Exercise inputs

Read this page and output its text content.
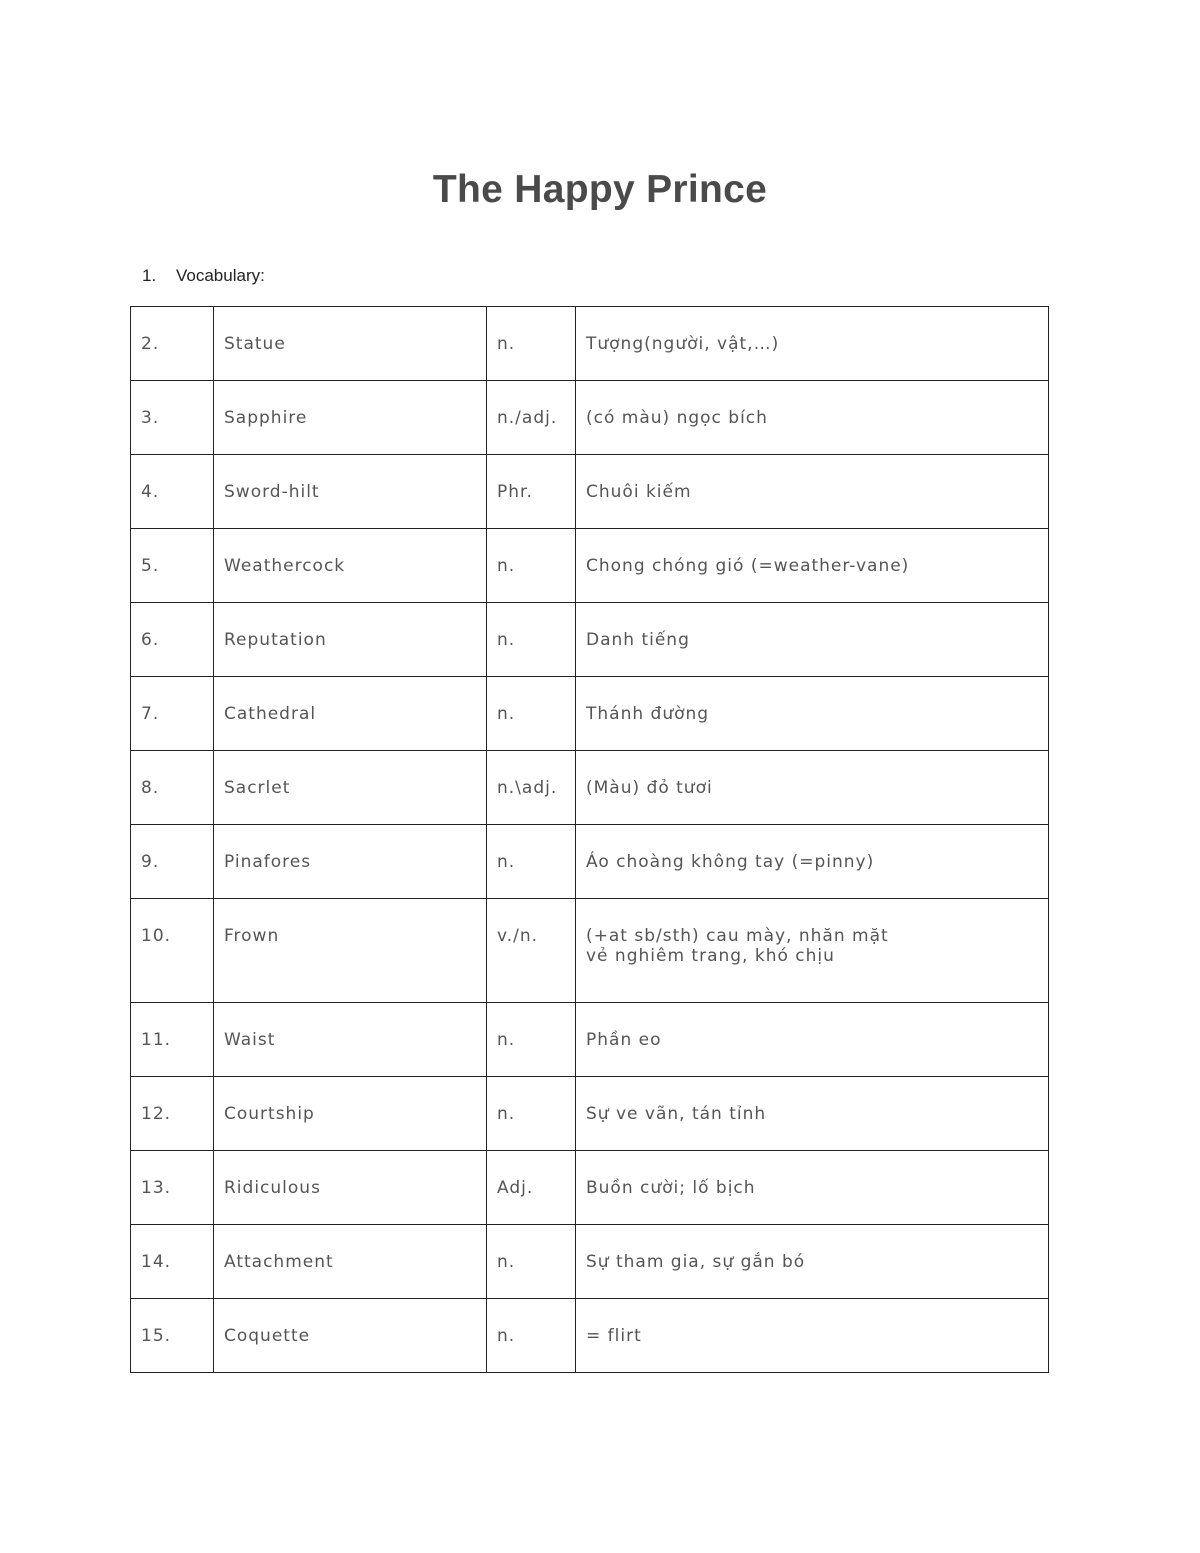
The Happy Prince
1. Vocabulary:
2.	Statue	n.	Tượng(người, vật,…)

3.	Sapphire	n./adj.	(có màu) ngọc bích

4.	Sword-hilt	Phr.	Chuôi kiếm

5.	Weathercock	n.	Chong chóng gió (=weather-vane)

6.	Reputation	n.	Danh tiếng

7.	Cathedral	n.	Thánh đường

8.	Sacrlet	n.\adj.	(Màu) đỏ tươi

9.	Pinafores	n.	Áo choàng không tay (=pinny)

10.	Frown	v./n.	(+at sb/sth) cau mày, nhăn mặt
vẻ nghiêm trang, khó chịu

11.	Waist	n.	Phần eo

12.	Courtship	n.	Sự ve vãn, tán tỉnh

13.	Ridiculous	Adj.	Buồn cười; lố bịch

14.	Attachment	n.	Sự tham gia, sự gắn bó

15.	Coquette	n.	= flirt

Set problem
From the material above, copy everything exactly but the pictures.

Written answer
Read this page and output its text content.
The Happy Prince
1. Vocabulary:
2.	Statue	n.	Tượng(người, vật,…)

3.	Sapphire	n./adj.	(có màu) ngọc bích

4.	Sword-hilt	Phr.	Chuôi kiếm

5.	Weathercock	n.	Chong chóng gió (=weather-vane)

6.	Reputation	n.	Danh tiếng

7.	Cathedral	n.	Thánh đường

8.	Sacrlet	n.\adj.	(Màu) đỏ tươi

9.	Pinafores	n.	Áo choàng không tay (=pinny)

10.	Frown	v./n.	(+at sb/sth) cau mày, nhăn mặt
vẻ nghiêm trang, khó chịu

11.	Waist	n.	Phần eo

12.	Courtship	n.	Sự ve vãn, tán tỉnh

13.	Ridiculous	Adj.	Buồn cười; lố bịch

14.	Attachment	n.	Sự tham gia, sự gắn bó

15.	Coquette	n.	= flirt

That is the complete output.